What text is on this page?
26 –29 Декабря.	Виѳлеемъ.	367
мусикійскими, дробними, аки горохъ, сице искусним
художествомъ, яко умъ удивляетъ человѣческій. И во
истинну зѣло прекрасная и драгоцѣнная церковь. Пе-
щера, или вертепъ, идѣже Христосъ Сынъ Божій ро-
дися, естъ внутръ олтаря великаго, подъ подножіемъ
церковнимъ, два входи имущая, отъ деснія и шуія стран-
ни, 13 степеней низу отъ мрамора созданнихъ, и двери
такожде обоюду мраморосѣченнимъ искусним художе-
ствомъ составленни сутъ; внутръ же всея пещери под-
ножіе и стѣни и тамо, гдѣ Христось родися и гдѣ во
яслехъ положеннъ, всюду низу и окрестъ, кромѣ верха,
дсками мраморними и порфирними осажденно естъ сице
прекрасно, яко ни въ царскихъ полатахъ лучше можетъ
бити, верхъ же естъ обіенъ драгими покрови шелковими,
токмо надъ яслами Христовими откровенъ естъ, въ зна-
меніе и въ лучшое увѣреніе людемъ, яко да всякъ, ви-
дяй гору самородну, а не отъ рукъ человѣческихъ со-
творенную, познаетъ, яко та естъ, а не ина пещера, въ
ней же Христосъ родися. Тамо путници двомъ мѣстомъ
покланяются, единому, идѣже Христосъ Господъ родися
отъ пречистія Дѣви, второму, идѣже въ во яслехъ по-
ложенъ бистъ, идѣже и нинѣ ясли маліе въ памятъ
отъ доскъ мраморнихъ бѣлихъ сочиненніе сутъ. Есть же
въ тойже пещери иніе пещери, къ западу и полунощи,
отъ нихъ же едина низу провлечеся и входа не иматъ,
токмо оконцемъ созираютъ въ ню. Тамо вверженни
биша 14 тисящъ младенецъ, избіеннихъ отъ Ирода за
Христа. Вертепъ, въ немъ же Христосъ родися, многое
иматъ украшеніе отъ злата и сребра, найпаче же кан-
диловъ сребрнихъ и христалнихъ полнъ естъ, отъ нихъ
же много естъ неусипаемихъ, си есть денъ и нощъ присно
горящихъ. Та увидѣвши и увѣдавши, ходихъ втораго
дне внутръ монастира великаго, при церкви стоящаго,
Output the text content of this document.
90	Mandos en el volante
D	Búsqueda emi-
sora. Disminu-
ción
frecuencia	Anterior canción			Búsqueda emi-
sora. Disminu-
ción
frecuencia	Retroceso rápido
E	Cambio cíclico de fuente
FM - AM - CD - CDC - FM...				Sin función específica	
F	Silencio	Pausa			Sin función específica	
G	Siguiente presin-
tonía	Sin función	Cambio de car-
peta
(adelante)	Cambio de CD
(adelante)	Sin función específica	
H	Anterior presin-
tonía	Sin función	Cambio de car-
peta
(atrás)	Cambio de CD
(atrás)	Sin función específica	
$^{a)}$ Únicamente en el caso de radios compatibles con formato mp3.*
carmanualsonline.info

───

• Aim: Repeat exactly the lines starting at the line with "Output the text content of this document." and ending with the final line of the entries. Include nothing else.

• Task output:
Output the text content of this document.
90	Mandos en el volante
D	Búsqueda emi-
sora. Disminu-
ción
frecuencia	Anterior canción			Búsqueda emi-
sora. Disminu-
ción
frecuencia	Retroceso rápido
E	Cambio cíclico de fuente
FM - AM - CD - CDC - FM...				Sin función específica	
F	Silencio	Pausa			Sin función específica	
G	Siguiente presin-
tonía	Sin función	Cambio de car-
peta
(adelante)	Cambio de CD
(adelante)	Sin función específica	
H	Anterior presin-
tonía	Sin función	Cambio de car-
peta
(atrás)	Cambio de CD
(atrás)	Sin función específica	
$^{a)}$ Únicamente en el caso de radios compatibles con formato mp3.*
carmanualsonline.info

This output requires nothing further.